··· EXCERPTED DATA
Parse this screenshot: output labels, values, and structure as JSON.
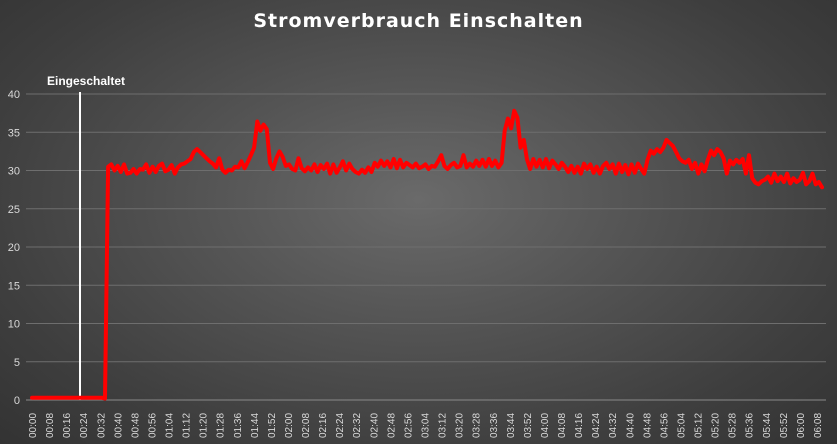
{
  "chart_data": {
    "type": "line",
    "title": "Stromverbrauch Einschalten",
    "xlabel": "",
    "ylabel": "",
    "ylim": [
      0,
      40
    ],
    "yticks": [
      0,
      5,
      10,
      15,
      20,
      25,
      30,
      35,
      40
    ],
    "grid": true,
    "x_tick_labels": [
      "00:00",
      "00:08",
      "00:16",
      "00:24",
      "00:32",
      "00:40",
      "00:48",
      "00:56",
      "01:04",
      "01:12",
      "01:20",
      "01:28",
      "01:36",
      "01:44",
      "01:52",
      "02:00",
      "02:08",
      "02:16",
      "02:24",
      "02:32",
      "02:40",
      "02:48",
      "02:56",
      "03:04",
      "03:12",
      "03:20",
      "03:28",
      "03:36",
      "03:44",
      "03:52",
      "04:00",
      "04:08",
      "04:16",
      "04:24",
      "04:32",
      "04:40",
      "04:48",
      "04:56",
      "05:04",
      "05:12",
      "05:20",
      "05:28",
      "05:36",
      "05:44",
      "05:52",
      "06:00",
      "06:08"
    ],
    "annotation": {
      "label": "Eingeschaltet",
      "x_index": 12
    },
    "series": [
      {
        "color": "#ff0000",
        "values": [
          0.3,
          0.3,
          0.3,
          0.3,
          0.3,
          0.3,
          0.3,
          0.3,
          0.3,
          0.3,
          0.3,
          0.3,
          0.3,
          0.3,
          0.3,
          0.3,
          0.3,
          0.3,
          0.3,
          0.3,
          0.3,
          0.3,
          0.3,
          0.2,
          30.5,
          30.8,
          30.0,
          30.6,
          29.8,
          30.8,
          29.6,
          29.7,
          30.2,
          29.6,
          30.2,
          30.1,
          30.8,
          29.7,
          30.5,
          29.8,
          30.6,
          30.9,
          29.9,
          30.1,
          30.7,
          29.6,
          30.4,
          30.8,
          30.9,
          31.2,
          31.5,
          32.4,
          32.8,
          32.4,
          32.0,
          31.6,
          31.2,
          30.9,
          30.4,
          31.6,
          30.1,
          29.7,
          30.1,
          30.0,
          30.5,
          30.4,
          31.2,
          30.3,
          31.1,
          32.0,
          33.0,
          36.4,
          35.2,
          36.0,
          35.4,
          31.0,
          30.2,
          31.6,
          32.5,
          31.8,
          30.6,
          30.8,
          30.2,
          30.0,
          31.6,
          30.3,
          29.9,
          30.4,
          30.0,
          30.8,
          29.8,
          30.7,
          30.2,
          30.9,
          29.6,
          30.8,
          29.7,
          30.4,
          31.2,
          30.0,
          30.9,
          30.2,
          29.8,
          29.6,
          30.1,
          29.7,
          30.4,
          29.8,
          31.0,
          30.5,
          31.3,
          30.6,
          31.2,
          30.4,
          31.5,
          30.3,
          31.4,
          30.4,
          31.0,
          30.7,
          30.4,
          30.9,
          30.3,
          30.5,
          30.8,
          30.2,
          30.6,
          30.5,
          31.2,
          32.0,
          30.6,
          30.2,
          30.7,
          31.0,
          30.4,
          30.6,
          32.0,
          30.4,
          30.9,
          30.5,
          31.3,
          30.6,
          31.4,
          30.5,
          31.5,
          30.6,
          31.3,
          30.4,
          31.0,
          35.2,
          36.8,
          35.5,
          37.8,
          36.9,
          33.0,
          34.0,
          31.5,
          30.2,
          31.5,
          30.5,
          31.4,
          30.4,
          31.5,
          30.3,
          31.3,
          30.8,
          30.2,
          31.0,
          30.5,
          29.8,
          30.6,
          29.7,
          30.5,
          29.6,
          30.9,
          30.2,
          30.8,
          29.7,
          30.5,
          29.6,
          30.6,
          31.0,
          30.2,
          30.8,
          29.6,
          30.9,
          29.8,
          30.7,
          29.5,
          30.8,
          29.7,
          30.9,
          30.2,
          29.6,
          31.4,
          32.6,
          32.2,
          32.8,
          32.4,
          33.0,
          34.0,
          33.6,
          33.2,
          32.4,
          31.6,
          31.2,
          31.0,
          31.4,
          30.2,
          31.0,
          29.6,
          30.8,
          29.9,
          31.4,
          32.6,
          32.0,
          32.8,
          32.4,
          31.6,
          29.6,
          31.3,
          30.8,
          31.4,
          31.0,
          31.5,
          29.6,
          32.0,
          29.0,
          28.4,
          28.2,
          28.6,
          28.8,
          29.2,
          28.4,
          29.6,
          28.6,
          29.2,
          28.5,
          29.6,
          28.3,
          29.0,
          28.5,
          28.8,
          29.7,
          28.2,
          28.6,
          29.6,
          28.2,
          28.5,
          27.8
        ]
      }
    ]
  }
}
······
**TASK TO COMPLETE:**
Copy every line of the data that holds the string "values".

**TASK RESULT:**
Parse this screenshot: output labels, values, and structure as JSON.
        "values": [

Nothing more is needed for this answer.